Rows from a dataset:
......
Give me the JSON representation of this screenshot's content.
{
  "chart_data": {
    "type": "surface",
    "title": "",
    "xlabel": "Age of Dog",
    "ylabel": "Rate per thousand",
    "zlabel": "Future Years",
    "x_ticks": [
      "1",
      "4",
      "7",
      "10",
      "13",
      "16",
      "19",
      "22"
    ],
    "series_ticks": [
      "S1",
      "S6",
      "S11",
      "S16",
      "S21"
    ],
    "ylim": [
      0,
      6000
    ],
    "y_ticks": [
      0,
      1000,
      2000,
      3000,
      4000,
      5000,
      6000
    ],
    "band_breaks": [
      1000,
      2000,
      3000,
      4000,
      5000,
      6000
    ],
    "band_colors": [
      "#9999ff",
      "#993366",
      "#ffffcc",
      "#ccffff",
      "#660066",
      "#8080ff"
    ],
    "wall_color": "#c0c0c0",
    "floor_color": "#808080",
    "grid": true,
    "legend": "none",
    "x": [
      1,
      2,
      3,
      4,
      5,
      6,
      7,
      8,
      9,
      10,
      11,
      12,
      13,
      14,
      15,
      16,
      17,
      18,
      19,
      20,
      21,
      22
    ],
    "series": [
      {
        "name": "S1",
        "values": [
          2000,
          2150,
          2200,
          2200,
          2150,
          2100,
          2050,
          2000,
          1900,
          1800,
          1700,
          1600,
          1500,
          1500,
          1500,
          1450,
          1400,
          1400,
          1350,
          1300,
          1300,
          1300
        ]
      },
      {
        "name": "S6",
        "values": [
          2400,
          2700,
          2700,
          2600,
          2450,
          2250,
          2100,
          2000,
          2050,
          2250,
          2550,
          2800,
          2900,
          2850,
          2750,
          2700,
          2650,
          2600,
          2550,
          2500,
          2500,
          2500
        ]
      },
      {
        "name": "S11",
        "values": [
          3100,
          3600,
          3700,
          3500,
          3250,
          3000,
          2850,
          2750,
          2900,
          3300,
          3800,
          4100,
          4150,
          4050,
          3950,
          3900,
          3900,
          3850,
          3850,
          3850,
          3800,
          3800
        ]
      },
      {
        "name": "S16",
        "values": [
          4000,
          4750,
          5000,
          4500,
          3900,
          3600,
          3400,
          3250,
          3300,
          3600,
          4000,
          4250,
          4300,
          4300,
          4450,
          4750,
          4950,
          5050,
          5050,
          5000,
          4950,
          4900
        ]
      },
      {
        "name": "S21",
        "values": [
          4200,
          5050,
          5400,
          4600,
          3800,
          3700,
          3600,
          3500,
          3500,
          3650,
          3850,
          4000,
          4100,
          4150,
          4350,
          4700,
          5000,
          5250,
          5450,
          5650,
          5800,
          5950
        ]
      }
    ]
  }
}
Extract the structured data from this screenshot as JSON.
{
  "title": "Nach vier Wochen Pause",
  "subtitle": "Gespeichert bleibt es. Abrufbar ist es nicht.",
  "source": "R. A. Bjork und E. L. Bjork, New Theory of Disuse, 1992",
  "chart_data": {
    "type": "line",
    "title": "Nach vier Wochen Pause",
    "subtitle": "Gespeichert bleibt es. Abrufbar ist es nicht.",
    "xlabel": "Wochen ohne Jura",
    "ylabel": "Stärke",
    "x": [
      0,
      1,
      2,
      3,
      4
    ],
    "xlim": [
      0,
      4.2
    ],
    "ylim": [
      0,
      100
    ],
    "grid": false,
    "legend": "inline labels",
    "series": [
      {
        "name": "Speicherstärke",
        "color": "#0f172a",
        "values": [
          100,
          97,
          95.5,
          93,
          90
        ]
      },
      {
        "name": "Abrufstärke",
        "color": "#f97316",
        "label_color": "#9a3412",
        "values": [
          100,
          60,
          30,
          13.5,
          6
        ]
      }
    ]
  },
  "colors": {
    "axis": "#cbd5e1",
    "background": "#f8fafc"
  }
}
......
> _Problem requirements_: Your task is to reproduce the whole listing exactly.

> _Task output_:
Give me the JSON representation of this screenshot's content.
{
  "chart_data": {
    "type": "surface",
    "title": "",
    "xlabel": "Age of Dog",
    "ylabel": "Rate per thousand",
    "zlabel": "Future Years",
    "x_ticks": [
      "1",
      "4",
      "7",
      "10",
      "13",
      "16",
      "19",
      "22"
    ],
    "series_ticks": [
      "S1",
      "S6",
      "S11",
      "S16",
      "S21"
    ],
    "ylim": [
      0,
      6000
    ],
    "y_ticks": [
      0,
      1000,
      2000,
      3000,
      4000,
      5000,
      6000
    ],
    "band_breaks": [
      1000,
      2000,
      3000,
      4000,
      5000,
      6000
    ],
    "band_colors": [
      "#9999ff",
      "#993366",
      "#ffffcc",
      "#ccffff",
      "#660066",
      "#8080ff"
    ],
    "wall_color": "#c0c0c0",
    "floor_color": "#808080",
    "grid": true,
    "legend": "none",
    "x": [
      1,
      2,
      3,
      4,
      5,
      6,
      7,
      8,
      9,
      10,
      11,
      12,
      13,
      14,
      15,
      16,
      17,
      18,
      19,
      20,
      21,
      22
    ],
    "series": [
      {
        "name": "S1",
        "values": [
          2000,
          2150,
          2200,
          2200,
          2150,
          2100,
          2050,
          2000,
          1900,
          1800,
          1700,
          1600,
          1500,
          1500,
          1500,
          1450,
          1400,
          1400,
          1350,
          1300,
          1300,
          1300
        ]
      },
      {
        "name": "S6",
        "values": [
          2400,
          2700,
          2700,
          2600,
          2450,
          2250,
          2100,
          2000,
          2050,
          2250,
          2550,
          2800,
          2900,
          2850,
          2750,
          2700,
          2650,
          2600,
          2550,
          2500,
          2500,
          2500
        ]
      },
      {
        "name": "S11",
        "values": [
          3100,
          3600,
          3700,
          3500,
          3250,
          3000,
          2850,
          2750,
          2900,
          3300,
          3800,
          4100,
          4150,
          4050,
          3950,
          3900,
          3900,
          3850,
          3850,
          3850,
          3800,
          3800
        ]
      },
      {
        "name": "S16",
        "values": [
          4000,
          4750,
          5000,
          4500,
          3900,
          3600,
          3400,
          3250,
          3300,
          3600,
          4000,
          4250,
          4300,
          4300,
          4450,
          4750,
          4950,
          5050,
          5050,
          5000,
          4950,
          4900
        ]
      },
      {
        "name": "S21",
        "values": [
          4200,
          5050,
          5400,
          4600,
          3800,
          3700,
          3600,
          3500,
          3500,
          3650,
          3850,
          4000,
          4100,
          4150,
          4350,
          4700,
          5000,
          5250,
          5450,
          5650,
          5800,
          5950
        ]
      }
    ]
  }
}
Extract the structured data from this screenshot as JSON.
{
  "title": "Nach vier Wochen Pause",
  "subtitle": "Gespeichert bleibt es. Abrufbar ist es nicht.",
  "source": "R. A. Bjork und E. L. Bjork, New Theory of Disuse, 1992",
  "chart_data": {
    "type": "line",
    "title": "Nach vier Wochen Pause",
    "subtitle": "Gespeichert bleibt es. Abrufbar ist es nicht.",
    "xlabel": "Wochen ohne Jura",
    "ylabel": "Stärke",
    "x": [
      0,
      1,
      2,
      3,
      4
    ],
    "xlim": [
      0,
      4.2
    ],
    "ylim": [
      0,
      100
    ],
    "grid": false,
    "legend": "inline labels",
    "series": [
      {
        "name": "Speicherstärke",
        "color": "#0f172a",
        "values": [
          100,
          97,
          95.5,
          93,
          90
        ]
      },
      {
        "name": "Abrufstärke",
        "color": "#f97316",
        "label_color": "#9a3412",
        "values": [
          100,
          60,
          30,
          13.5,
          6
        ]
      }
    ]
  },
  "colors": {
    "axis": "#cbd5e1",
    "background": "#f8fafc"
  }
}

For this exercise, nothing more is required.